***** Record set

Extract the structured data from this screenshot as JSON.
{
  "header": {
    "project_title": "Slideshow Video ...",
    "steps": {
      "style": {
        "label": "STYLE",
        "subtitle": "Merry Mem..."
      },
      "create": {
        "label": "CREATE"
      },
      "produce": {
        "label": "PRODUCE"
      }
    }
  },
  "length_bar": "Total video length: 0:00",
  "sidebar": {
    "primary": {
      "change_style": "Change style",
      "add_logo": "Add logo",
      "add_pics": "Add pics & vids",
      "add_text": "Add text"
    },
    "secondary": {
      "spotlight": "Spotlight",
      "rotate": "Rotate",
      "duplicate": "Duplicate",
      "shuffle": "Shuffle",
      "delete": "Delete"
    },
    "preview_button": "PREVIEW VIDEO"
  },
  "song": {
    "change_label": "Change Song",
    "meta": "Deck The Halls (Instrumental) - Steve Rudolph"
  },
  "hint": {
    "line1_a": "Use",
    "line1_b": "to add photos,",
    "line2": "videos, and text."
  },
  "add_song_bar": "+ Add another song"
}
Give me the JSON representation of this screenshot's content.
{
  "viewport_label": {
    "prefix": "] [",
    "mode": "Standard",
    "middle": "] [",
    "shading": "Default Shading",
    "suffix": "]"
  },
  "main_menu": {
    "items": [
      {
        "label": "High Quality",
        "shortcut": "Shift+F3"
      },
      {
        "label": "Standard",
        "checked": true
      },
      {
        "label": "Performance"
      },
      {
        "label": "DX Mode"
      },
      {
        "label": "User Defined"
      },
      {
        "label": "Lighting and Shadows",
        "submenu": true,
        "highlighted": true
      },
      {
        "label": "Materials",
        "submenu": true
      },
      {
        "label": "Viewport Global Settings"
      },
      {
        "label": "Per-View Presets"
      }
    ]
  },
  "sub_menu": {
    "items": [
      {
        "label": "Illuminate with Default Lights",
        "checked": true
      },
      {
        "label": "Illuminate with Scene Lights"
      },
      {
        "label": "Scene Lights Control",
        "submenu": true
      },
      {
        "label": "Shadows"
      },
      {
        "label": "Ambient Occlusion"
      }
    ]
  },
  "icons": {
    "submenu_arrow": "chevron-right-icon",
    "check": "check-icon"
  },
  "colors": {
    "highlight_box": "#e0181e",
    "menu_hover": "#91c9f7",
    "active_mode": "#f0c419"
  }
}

**********

> **The exercise**
In the records shown above, how many lines include the word "this"? Answer with the number only.

> **Final answer**
2